*How to complete this task*
Go through the listing beneath and show each line containing the string "England".

*Listed records*
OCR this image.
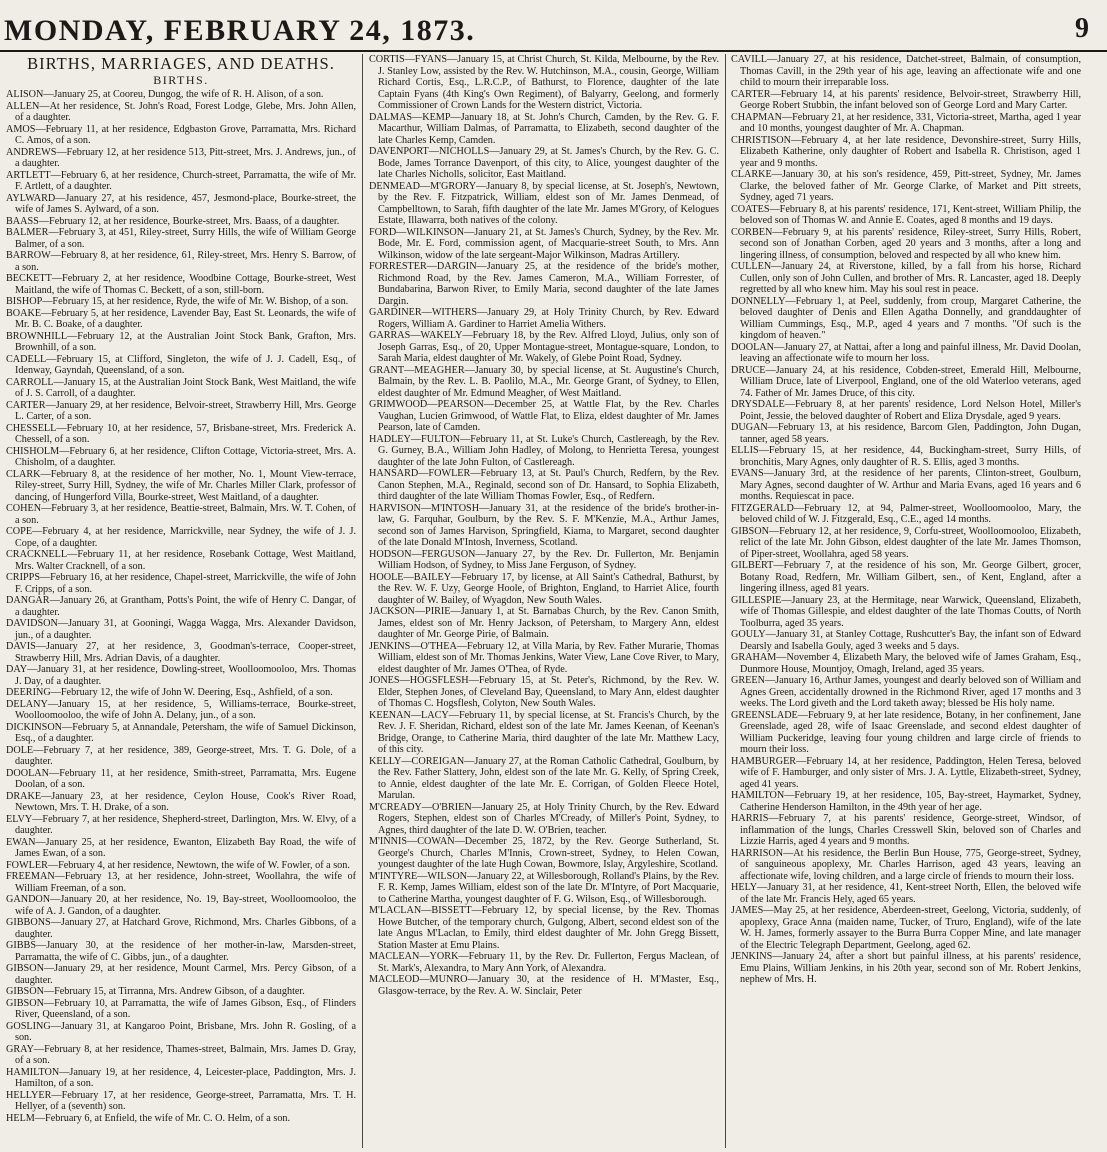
MONDAY, FEBRUARY 24, 1873.	9
BIRTHS, MARRIAGES, AND DEATHS.
BIRTHS.

ALISON—January 25, at Cooreu, Dungog, the wife of R. H. Alison, of a son.

ALLEN—At her residence, St. John's Road, Forest Lodge, Glebe, Mrs. John Allen, of a daughter.

AMOS—February 11, at her residence, Edgbaston Grove, Parramatta, Mrs. Richard C. Amos, of a son.

ANDREWS—February 12, at her residence 513, Pitt-street, Mrs. J. Andrews, jun., of a daughter.

ARTLETT—February 6, at her residence, Church-street, Parramatta, the wife of Mr. F. Artlett, of a daughter.

AYLWARD—January 27, at his residence, 457, Jesmond-place, Bourke-street, the wife of James S. Aylward, of a son.

BAASS—February 12, at her residence, Bourke-street, Mrs. Baass, of a daughter.

BALMER—February 3, at 451, Riley-street, Surry Hills, the wife of William George Balmer, of a son.

BARROW—February 8, at her residence, 61, Riley-street, Mrs. Henry S. Barrow, of a son.

BECKETT—February 2, at her residence, Woodbine Cottage, Bourke-street, West Maitland, the wife of Thomas C. Beckett, of a son, still-born.

BISHOP—February 15, at her residence, Ryde, the wife of Mr. W. Bishop, of a son.

BOAKE—February 5, at her residence, Lavender Bay, East St. Leonards, the wife of Mr. B. C. Boake, of a daughter.

BROWNHILL—February 12, at the Australian Joint Stock Bank, Grafton, Mrs. Brownhill, of a son.

CADELL—February 15, at Clifford, Singleton, the wife of J. J. Cadell, Esq., of Idenway, Gayndah, Queensland, of a son.

CARROLL—January 15, at the Australian Joint Stock Bank, West Maitland, the wife of J. S. Carroll, of a daughter.

CARTER—January 29, at her residence, Belvoir-street, Strawberry Hill, Mrs. George L. Carter, of a son.

CHESSELL—February 10, at her residence, 57, Brisbane-street, Mrs. Frederick A. Chessell, of a son.

CHISHOLM—February 6, at her residence, Clifton Cottage, Victoria-street, Mrs. A. Chisholm, of a daughter.

CLARK—February 8, at the residence of her mother, No. 1, Mount View-terrace, Riley-street, Surry Hill, Sydney, the wife of Mr. Charles Miller Clark, professor of dancing, of Hungerford Villa, Bourke-street, West Maitland, of a daughter.

COHEN—February 3, at her residence, Beattie-street, Balmain, Mrs. W. T. Cohen, of a son.

COPE—February 4, at her residence, Marrickville, near Sydney, the wife of J. J. Cope, of a daughter.

CRACKNELL—February 11, at her residence, Rosebank Cottage, West Maitland, Mrs. Walter Cracknell, of a son.

CRIPPS—February 16, at her residence, Chapel-street, Marrickville, the wife of John F. Cripps, of a son.

DANGAR—January 26, at Grantham, Potts's Point, the wife of Henry C. Dangar, of a daughter.

DAVIDSON—January 31, at Gooningi, Wagga Wagga, Mrs. Alexander Davidson, jun., of a daughter.

DAVIS—January 27, at her residence, 3, Goodman's-terrace, Cooper-street, Strawberry Hill, Mrs. Adrian Davis, of a daughter.

DAY—January 31, at her residence, Dowling-street, Woolloomooloo, Mrs. Thomas J. Day, of a daughter.

DEERING—February 12, the wife of John W. Deering, Esq., Ashfield, of a son.

DELANY—January 15, at her residence, 5, Williams-terrace, Bourke-street, Woolloomooloo, the wife of John A. Delany, jun., of a son.

DICKINSON—February 5, at Annandale, Petersham, the wife of Samuel Dickinson, Esq., of a daughter.

DOLE—February 7, at her residence, 389, George-street, Mrs. T. G. Dole, of a daughter.

DOOLAN—February 11, at her residence, Smith-street, Parramatta, Mrs. Eugene Doolan, of a son.

DRAKE—January 23, at her residence, Ceylon House, Cook's River Road, Newtown, Mrs. T. H. Drake, of a son.

ELVY—February 7, at her residence, Shepherd-street, Darlington, Mrs. W. Elvy, of a daughter.

EWAN—January 25, at her residence, Ewanton, Elizabeth Bay Road, the wife of James Ewan, of a son.

FOWLER—February 4, at her residence, Newtown, the wife of W. Fowler, of a son.

FREEMAN—February 13, at her residence, John-street, Woollahra, the wife of William Freeman, of a son.

GANDON—January 20, at her residence, No. 19, Bay-street, Woolloomooloo, the wife of A. J. Gandon, of a daughter.

GIBBONS—January 27, at Hatchard Grove, Richmond, Mrs. Charles Gibbons, of a daughter.

GIBBS—January 30, at the residence of her mother-in-law, Marsden-street, Parramatta, the wife of C. Gibbs, jun., of a daughter.

GIBSON—January 29, at her residence, Mount Carmel, Mrs. Percy Gibson, of a daughter.

GIBSON—February 15, at Tirranna, Mrs. Andrew Gibson, of a daughter.

GIBSON—February 10, at Parramatta, the wife of James Gibson, Esq., of Flinders River, Queensland, of a son.

GOSLING—January 31, at Kangaroo Point, Brisbane, Mrs. John R. Gosling, of a son.

GRAY—February 8, at her residence, Thames-street, Balmain, Mrs. James D. Gray, of a son.

HAMILTON—January 19, at her residence, 4, Leicester-place, Paddington, Mrs. J. Hamilton, of a son.

HELLYER—February 17, at her residence, George-street, Parramatta, Mrs. T. H. Hellyer, of a (seventh) son.

HELM—February 6, at Enfield, the wife of Mr. C. O. Helm, of a son.

CORTIS—FYANS—January 15, at Christ Church, St. Kilda, Melbourne, by the Rev. J. Stanley Low, assisted by the Rev. W. Hutchinson, M.A., cousin, George, William Richard Cortis, Esq., L.R.C.P., of Bathurst, to Florence, daughter of the late Captain Fyans (4th King's Own Regiment), of Balyarry, Geelong, and formerly Commissioner of Crown Lands for the Western district, Victoria.

DALMAS—KEMP—January 18, at St. John's Church, Camden, by the Rev. G. F. Macarthur, William Dalmas, of Parramatta, to Elizabeth, second daughter of the late Charles Kemp, Camden.

DAVENPORT—NICHOLLS—January 29, at St. James's Church, by the Rev. G. C. Bode, James Torrance Davenport, of this city, to Alice, youngest daughter of the late Charles Nicholls, solicitor, East Maitland.

DENMEAD—M'GRORY—January 8, by special license, at St. Joseph's, Newtown, by the Rev. F. Fitzpatrick, William, eldest son of Mr. James Denmead, of Campbelltown, to Sarah, fifth daughter of the late Mr. James M'Grory, of Kelogues Estate, Illawarra, both natives of the colony.

FORD—WILKINSON—January 21, at St. James's Church, Sydney, by the Rev. Mr. Bode, Mr. E. Ford, commission agent, of Macquarie-street South, to Mrs. Ann Wilkinson, widow of the late sergeant-Major Wilkinson, Madras Artillery.

FORRESTER—DARGIN—January 25, at the residence of the bride's mother, Richmond Road, by the Rev. James Cameron, M.A., William Forrester, of Bundabarina, Barwon River, to Emily Maria, second daughter of the late James Dargin.

GARDINER—WITHERS—January 29, at Holy Trinity Church, by Rev. Edward Rogers, William A. Gardiner to Harriet Amelia Withers.

GARRAS—WAKELY—February 18, by the Rev. Alfred Lloyd, Julius, only son of Joseph Garras, Esq., of 20, Upper Montague-street, Montague-square, London, to Sarah Maria, eldest daughter of Mr. Wakely, of Glebe Point Road, Sydney.

GRANT—MEAGHER—January 30, by special license, at St. Augustine's Church, Balmain, by the Rev. L. B. Paolilo, M.A., Mr. George Grant, of Sydney, to Ellen, eldest daughter of Mr. Edmund Meagher, of West Maitland.

GRIMWOOD—PEARSON—December 25, at Wattle Flat, by the Rev. Charles Vaughan, Lucien Grimwood, of Wattle Flat, to Eliza, eldest daughter of Mr. James Pearson, late of Camden.

HADLEY—FULTON—February 11, at St. Luke's Church, Castlereagh, by the Rev. G. Gurney, B.A., William John Hadley, of Molong, to Henrietta Teresa, youngest daughter of the late John Fulton, of Castlereagh.

HANSARD—FOWLER—February 13, at St. Paul's Church, Redfern, by the Rev. Canon Stephen, M.A., Reginald, second son of Dr. Hansard, to Sophia Elizabeth, third daughter of the late William Thomas Fowler, Esq., of Redfern.

HARVISON—M'INTOSH—January 31, at the residence of the bride's brother-in-law, G. Farquhar, Goulburn, by the Rev. S. F. M'Kenzie, M.A., Arthur James, second son of James Harvison, Springfield, Kiama, to Margaret, second daughter of the late Donald M'Intosh, Inverness, Scotland.

HODSON—FERGUSON—January 27, by the Rev. Dr. Fullerton, Mr. Benjamin William Hodson, of Sydney, to Miss Jane Ferguson, of Sydney.

HOOLE—BAILEY—February 17, by license, at All Saint's Cathedral, Bathurst, by the Rev. W. F. Uzy, George Hoole, of Brighton, England, to Harriet Alice, fourth daughter of W. Bailey, of Wyagdon, New South Wales.

JACKSON—PIRIE—January 1, at St. Barnabas Church, by the Rev. Canon Smith, James, eldest son of Mr. Henry Jackson, of Petersham, to Margery Ann, eldest daughter of Mr. George Pirie, of Balmain.

JENKINS—O'THEA—February 12, at Villa Maria, by Rev. Father Murarie, Thomas William, eldest son of Mr. Thomas Jenkins, Water View, Lane Cove River, to Mary, eldest daughter of Mr. James O'Thea, of Ryde.

JONES—HOGSFLESH—February 15, at St. Peter's, Richmond, by the Rev. W. Elder, Stephen Jones, of Cleveland Bay, Queensland, to Mary Ann, eldest daughter of Thomas C. Hogsflesh, Colyton, New South Wales.

KEENAN—LACY—February 11, by special license, at St. Francis's Church, by the Rev. J. F. Sheridan, Richard, eldest son of the late Mr. James Keenan, of Keenan's Bridge, Orange, to Catherine Maria, third daughter of the late Mr. Matthew Lacy, of this city.

KELLY—COREIGAN—January 27, at the Roman Catholic Cathedral, Goulburn, by the Rev. Father Slattery, John, eldest son of the late Mr. G. Kelly, of Spring Creek, to Annie, eldest daughter of the late Mr. E. Corrigan, of Golden Fleece Hotel, Marulan.

M'CREADY—O'BRIEN—January 25, at Holy Trinity Church, by the Rev. Edward Rogers, Stephen, eldest son of Charles M'Cready, of Miller's Point, Sydney, to Agnes, third daughter of the late D. W. O'Brien, teacher.

M'INNIS—COWAN—December 25, 1872, by the Rev. George Sutherland, St. George's Church, Charles M'Innis, Crown-street, Sydney, to Helen Cowan, youngest daughter of the late Hugh Cowan, Bowmore, Islay, Argyleshire, Scotland.

M'INTYRE—WILSON—January 22, at Willesborough, Rolland's Plains, by the Rev. F. R. Kemp, James William, eldest son of the late Dr. M'Intyre, of Port Macquarie, to Catherine Martha, youngest daughter of F. G. Wilson, Esq., of Willesborough.

M'LACLAN—BISSETT—February 12, by special license, by the Rev. Thomas Howe Butcher, of the temporary church, Gulgong, Albert, second eldest son of the late Angus M'Laclan, to Emily, third eldest daughter of Mr. John Gregg Bissett, Station Master at Emu Plains.

MACLEAN—YORK—February 11, by the Rev. Dr. Fullerton, Fergus Maclean, of St. Mark's, Alexandra, to Mary Ann York, of Alexandra.

MACLEOD—MUNRO—January 30, at the residence of H. M'Master, Esq., Glasgow-terrace, by the Rev. A. W. Sinclair, Peter

CAVILL—January 27, at his residence, Datchet-street, Balmain, of consumption, Thomas Cavill, in the 29th year of his age, leaving an affectionate wife and one child to mourn their irreparable loss.

CARTER—February 14, at his parents' residence, Belvoir-street, Strawberry Hill, George Robert Stubbin, the infant beloved son of George Lord and Mary Carter.

CHAPMAN—February 21, at her residence, 331, Victoria-street, Martha, aged 1 year and 10 months, youngest daughter of Mr. A. Chapman.

CHRISTISON—February 4, at her late residence, Devonshire-street, Surry Hills, Elizabeth Katherine, only daughter of Robert and Isabella R. Christison, aged 1 year and 9 months.

CLARKE—January 30, at his son's residence, 459, Pitt-street, Sydney, Mr. James Clarke, the beloved father of Mr. George Clarke, of Market and Pitt streets, Sydney, aged 71 years.

COATES—February 8, at his parents' residence, 171, Kent-street, William Philip, the beloved son of Thomas W. and Annie E. Coates, aged 8 months and 19 days.

CORBEN—February 9, at his parents' residence, Riley-street, Surry Hills, Robert, second son of Jonathan Corben, aged 20 years and 3 months, after a long and lingering illness, of consumption, beloved and respected by all who knew him.

CULLEN—January 24, at Riverstone, killed, by a fall from his horse, Richard Cullen, only son of John Cullen, and brother of Mrs. R. Lancaster, aged 18. Deeply regretted by all who knew him. May his soul rest in peace.

DONNELLY—February 1, at Peel, suddenly, from croup, Margaret Catherine, the beloved daughter of Denis and Ellen Agatha Donnelly, and granddaughter of William Cummings, Esq., M.P., aged 4 years and 7 months. "Of such is the kingdom of heaven."

DOOLAN—January 27, at Nattai, after a long and painful illness, Mr. David Doolan, leaving an affectionate wife to mourn her loss.

DRUCE—January 24, at his residence, Cobden-street, Emerald Hill, Melbourne, William Druce, late of Liverpool, England, one of the old Waterloo veterans, aged 74. Father of Mr. James Druce, of this city.

DRYSDALE—February 8, at her parents' residence, Lord Nelson Hotel, Miller's Point, Jessie, the beloved daughter of Robert and Eliza Drysdale, aged 9 years.

DUGAN—February 13, at his residence, Barcom Glen, Paddington, John Dugan, tanner, aged 58 years.

ELLIS—February 15, at her residence, 44, Buckingham-street, Surry Hills, of bronchitis, Mary Agnes, only daughter of R. S. Ellis, aged 3 months.

EVANS—January 3rd, at the residence of her parents, Clinton-street, Goulburn, Mary Agnes, second daughter of W. Arthur and Maria Evans, aged 16 years and 6 months. Requiescat in pace.

FITZGERALD—February 12, at 94, Palmer-street, Woolloomooloo, Mary, the beloved child of W. J. Fitzgerald, Esq., C.E., aged 14 months.

GIBSON—February 12, at her residence, 9, Corfu-street, Woolloomooloo, Elizabeth, relict of the late Mr. John Gibson, eldest daughter of the late Mr. James Thomson, of Piper-street, Woollahra, aged 58 years.

GILBERT—February 7, at the residence of his son, Mr. George Gilbert, grocer, Botany Road, Redfern, Mr. William Gilbert, sen., of Kent, England, after a lingering illness, aged 81 years.

GILLESPIE—January 23, at the Hermitage, near Warwick, Queensland, Elizabeth, wife of Thomas Gillespie, and eldest daughter of the late Thomas Coutts, of North Toolburra, aged 35 years.

GOULY—January 31, at Stanley Cottage, Rushcutter's Bay, the infant son of Edward Dearsly and Isabella Gouly, aged 3 weeks and 5 days.

GRAHAM—November 4, Elizabeth Mary, the beloved wife of James Graham, Esq., Dunmore House, Mountjoy, Omagh, Ireland, aged 35 years.

GREEN—January 16, Arthur James, youngest and dearly beloved son of William and Agnes Green, accidentally drowned in the Richmond River, aged 17 months and 3 weeks. The Lord giveth and the Lord taketh away; blessed be His holy name.

GREENSLADE—February 9, at her late residence, Botany, in her confinement, Jane Greenslade, aged 28, wife of Isaac Greenslade, and second eldest daughter of William Puckeridge, leaving four young children and large circle of friends to mourn their loss.

HAMBURGER—February 14, at her residence, Paddington, Helen Teresa, beloved wife of F. Hamburger, and only sister of Mrs. J. A. Lyttle, Elizabeth-street, Sydney, aged 41 years.

HAMILTON—February 19, at her residence, 105, Bay-street, Haymarket, Sydney, Catherine Henderson Hamilton, in the 49th year of her age.

HARRIS—February 7, at his parents' residence, George-street, Windsor, of inflammation of the lungs, Charles Cresswell Skin, beloved son of Charles and Lizzie Harris, aged 4 years and 9 months.

HARRISON—At his residence, the Berlin Bun House, 775, George-street, Sydney, of sanguineous apoplexy, Mr. Charles Harrison, aged 43 years, leaving an affectionate wife, loving children, and a large circle of friends to mourn their loss.

HELY—January 31, at her residence, 41, Kent-street North, Ellen, the beloved wife of the late Mr. Francis Hely, aged 65 years.

JAMES—May 25, at her residence, Aberdeen-street, Geelong, Victoria, suddenly, of apoplexy, Grace Anna (maiden name, Tucker, of Truro, England), wife of the late W. H. James, formerly assayer to the Burra Burra Copper Mine, and late manager of the Electric Telegraph Department, Geelong, aged 62.

JENKINS—January 24, after a short but painful illness, at his parents' residence, Emu Plains, William Jenkins, in his 20th year, second son of Mr. Robert Jenkins, nephew of Mrs. H.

*Task solution*
HOOLE—BAILEY—February 17, by license, at All Saint's Cathedral, Bathurst, by the Rev. W. F. Uzy, George Hoole, of Brighton, England, to Harriet Alice, fourth daughter of W. Bailey, of Wyagdon, New South Wales.
DRUCE—January 24, at his residence, Cobden-street, Emerald Hill, Melbourne, William Druce, late of Liverpool, England, one of the old Waterloo veterans, aged 74. Father of Mr. James Druce, of this city.
GILBERT—February 7, at the residence of his son, Mr. George Gilbert, grocer, Botany Road, Redfern, Mr. William Gilbert, sen., of Kent, England, after a lingering illness, aged 81 years.
JAMES—May 25, at her residence, Aberdeen-street, Geelong, Victoria, suddenly, of apoplexy, Grace Anna (maiden name, Tucker, of Truro, England), wife of the late W. H. James, formerly assayer to the Burra Burra Copper Mine, and late manager of the Electric Telegraph Department, Geelong, aged 62.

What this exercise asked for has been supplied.